## [REQUIRED WORK]
Write out each line that follows exactly as it stands, without the pictures.

## [DATA TO PROCESS]
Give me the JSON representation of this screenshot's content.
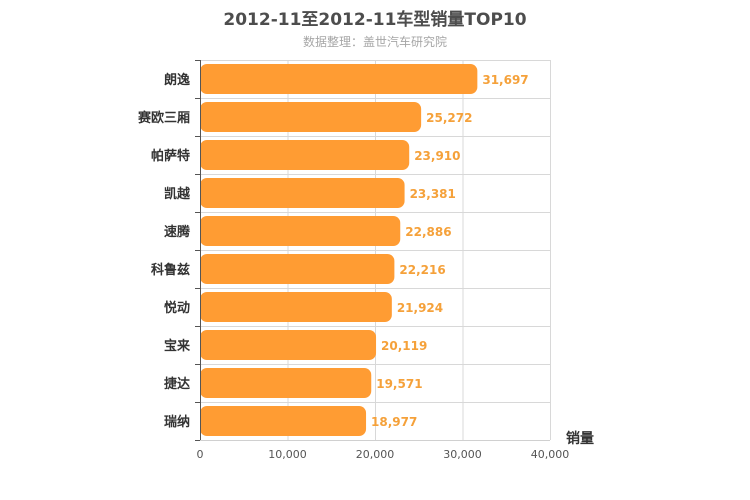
{
  "chart_data": {
    "type": "bar",
    "orientation": "horizontal",
    "title": "2012-11至2012-11车型销量TOP10",
    "subtitle": "数据整理：盖世汽车研究院",
    "xlabel": "销量",
    "ylabel": "",
    "xlim": [
      0,
      40000
    ],
    "xticks": [
      0,
      10000,
      20000,
      30000,
      40000
    ],
    "xtick_labels": [
      "0",
      "10,000",
      "20,000",
      "30,000",
      "40,000"
    ],
    "grid": true,
    "categories": [
      "朗逸",
      "赛欧三厢",
      "帕萨特",
      "凯越",
      "速腾",
      "科鲁兹",
      "悦动",
      "宝来",
      "捷达",
      "瑞纳"
    ],
    "values": [
      31697,
      25272,
      23910,
      23381,
      22886,
      22216,
      21924,
      20119,
      19571,
      18977
    ],
    "value_labels": [
      "31,697",
      "25,272",
      "23,910",
      "23,381",
      "22,886",
      "22,216",
      "21,924",
      "20,119",
      "19,571",
      "18,977"
    ],
    "bar_color": "#ff9c33",
    "label_color": "#f5a13a"
  }
}
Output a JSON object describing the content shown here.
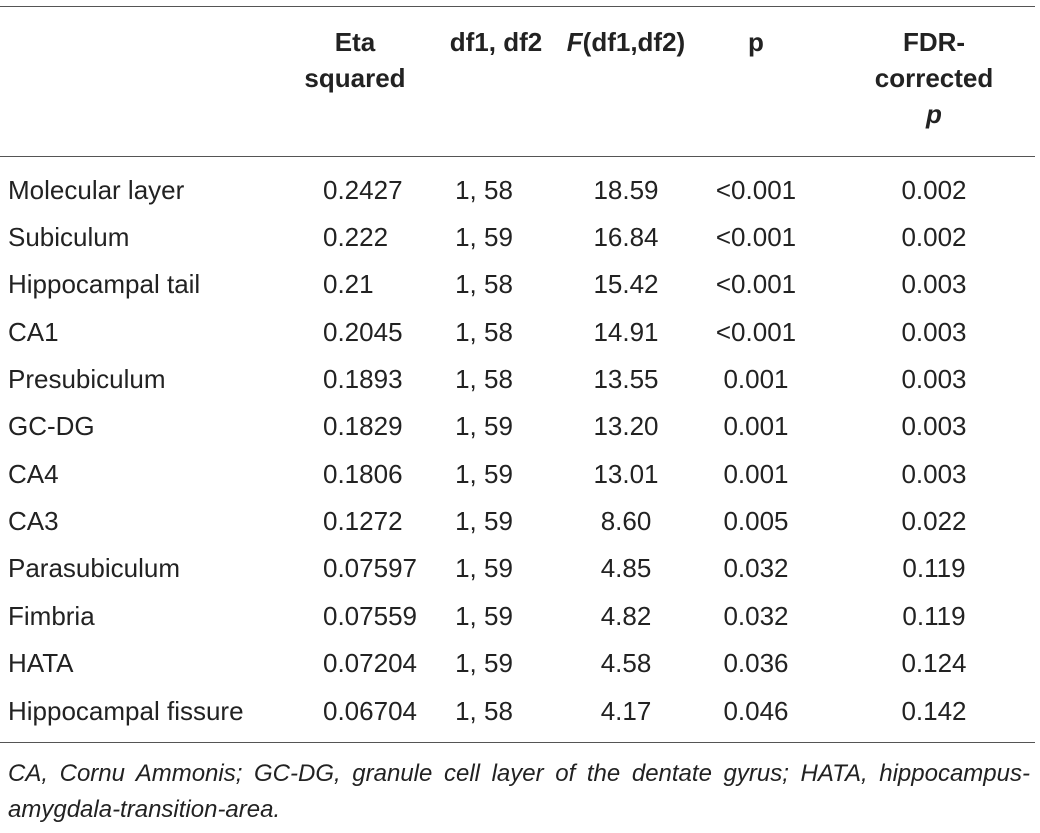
{
  "headers": {
    "eta": [
      "Eta",
      "squared"
    ],
    "df": "df1, df2",
    "f": {
      "italic": "F",
      "rest": "(df1,df2)"
    },
    "p": "p",
    "fdr": [
      "FDR-",
      "corrected",
      "p"
    ]
  },
  "rows": [
    {
      "name": "Molecular layer",
      "eta": "0.2427",
      "df": "1, 58",
      "f": "18.59",
      "p": "<0.001",
      "fdr": "0.002"
    },
    {
      "name": "Subiculum",
      "eta": "0.222",
      "df": "1, 59",
      "f": "16.84",
      "p": "<0.001",
      "fdr": "0.002"
    },
    {
      "name": "Hippocampal tail",
      "eta": "0.21",
      "df": "1, 58",
      "f": "15.42",
      "p": "<0.001",
      "fdr": "0.003"
    },
    {
      "name": "CA1",
      "eta": "0.2045",
      "df": "1, 58",
      "f": "14.91",
      "p": "<0.001",
      "fdr": "0.003"
    },
    {
      "name": "Presubiculum",
      "eta": "0.1893",
      "df": "1, 58",
      "f": "13.55",
      "p": "0.001",
      "fdr": "0.003"
    },
    {
      "name": "GC-DG",
      "eta": "0.1829",
      "df": "1, 59",
      "f": "13.20",
      "p": "0.001",
      "fdr": "0.003"
    },
    {
      "name": "CA4",
      "eta": "0.1806",
      "df": "1, 59",
      "f": "13.01",
      "p": "0.001",
      "fdr": "0.003"
    },
    {
      "name": "CA3",
      "eta": "0.1272",
      "df": "1, 59",
      "f": "8.60",
      "p": "0.005",
      "fdr": "0.022"
    },
    {
      "name": "Parasubiculum",
      "eta": "0.07597",
      "df": "1, 59",
      "f": "4.85",
      "p": "0.032",
      "fdr": "0.119"
    },
    {
      "name": "Fimbria",
      "eta": "0.07559",
      "df": "1, 59",
      "f": "4.82",
      "p": "0.032",
      "fdr": "0.119"
    },
    {
      "name": "HATA",
      "eta": "0.07204",
      "df": "1, 59",
      "f": "4.58",
      "p": "0.036",
      "fdr": "0.124"
    },
    {
      "name": "Hippocampal fissure",
      "eta": "0.06704",
      "df": "1, 58",
      "f": "4.17",
      "p": "0.046",
      "fdr": "0.142"
    }
  ],
  "footnote": "CA, Cornu Ammonis; GC-DG, granule cell layer of the dentate gyrus; HATA, hippocampus-amygdala-transition-area."
}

## [TASK OUTPUT]
Give me the JSON representation of this screenshot's content.
{
  "chart_data": {
    "type": "bar",
    "orientation": "horizontal",
    "title": "2012-11至2012-11车型销量TOP10",
    "subtitle": "数据整理：盖世汽车研究院",
    "xlabel": "销量",
    "ylabel": "",
    "xlim": [
      0,
      40000
    ],
    "xticks": [
      0,
      10000,
      20000,
      30000,
      40000
    ],
    "xtick_labels": [
      "0",
      "10,000",
      "20,000",
      "30,000",
      "40,000"
    ],
    "grid": true,
    "categories": [
      "朗逸",
      "赛欧三厢",
      "帕萨特",
      "凯越",
      "速腾",
      "科鲁兹",
      "悦动",
      "宝来",
      "捷达",
      "瑞纳"
    ],
    "values": [
      31697,
      25272,
      23910,
      23381,
      22886,
      22216,
      21924,
      20119,
      19571,
      18977
    ],
    "value_labels": [
      "31,697",
      "25,272",
      "23,910",
      "23,381",
      "22,886",
      "22,216",
      "21,924",
      "20,119",
      "19,571",
      "18,977"
    ],
    "bar_color": "#ff9c33",
    "label_color": "#f5a13a"
  }
}
Output a JSON object describing the content shown here.
{
  "headers": {
    "eta": [
      "Eta",
      "squared"
    ],
    "df": "df1, df2",
    "f": {
      "italic": "F",
      "rest": "(df1,df2)"
    },
    "p": "p",
    "fdr": [
      "FDR-",
      "corrected",
      "p"
    ]
  },
  "rows": [
    {
      "name": "Molecular layer",
      "eta": "0.2427",
      "df": "1, 58",
      "f": "18.59",
      "p": "<0.001",
      "fdr": "0.002"
    },
    {
      "name": "Subiculum",
      "eta": "0.222",
      "df": "1, 59",
      "f": "16.84",
      "p": "<0.001",
      "fdr": "0.002"
    },
    {
      "name": "Hippocampal tail",
      "eta": "0.21",
      "df": "1, 58",
      "f": "15.42",
      "p": "<0.001",
      "fdr": "0.003"
    },
    {
      "name": "CA1",
      "eta": "0.2045",
      "df": "1, 58",
      "f": "14.91",
      "p": "<0.001",
      "fdr": "0.003"
    },
    {
      "name": "Presubiculum",
      "eta": "0.1893",
      "df": "1, 58",
      "f": "13.55",
      "p": "0.001",
      "fdr": "0.003"
    },
    {
      "name": "GC-DG",
      "eta": "0.1829",
      "df": "1, 59",
      "f": "13.20",
      "p": "0.001",
      "fdr": "0.003"
    },
    {
      "name": "CA4",
      "eta": "0.1806",
      "df": "1, 59",
      "f": "13.01",
      "p": "0.001",
      "fdr": "0.003"
    },
    {
      "name": "CA3",
      "eta": "0.1272",
      "df": "1, 59",
      "f": "8.60",
      "p": "0.005",
      "fdr": "0.022"
    },
    {
      "name": "Parasubiculum",
      "eta": "0.07597",
      "df": "1, 59",
      "f": "4.85",
      "p": "0.032",
      "fdr": "0.119"
    },
    {
      "name": "Fimbria",
      "eta": "0.07559",
      "df": "1, 59",
      "f": "4.82",
      "p": "0.032",
      "fdr": "0.119"
    },
    {
      "name": "HATA",
      "eta": "0.07204",
      "df": "1, 59",
      "f": "4.58",
      "p": "0.036",
      "fdr": "0.124"
    },
    {
      "name": "Hippocampal fissure",
      "eta": "0.06704",
      "df": "1, 58",
      "f": "4.17",
      "p": "0.046",
      "fdr": "0.142"
    }
  ],
  "footnote": "CA, Cornu Ammonis; GC-DG, granule cell layer of the dentate gyrus; HATA, hippocampus-amygdala-transition-area."
}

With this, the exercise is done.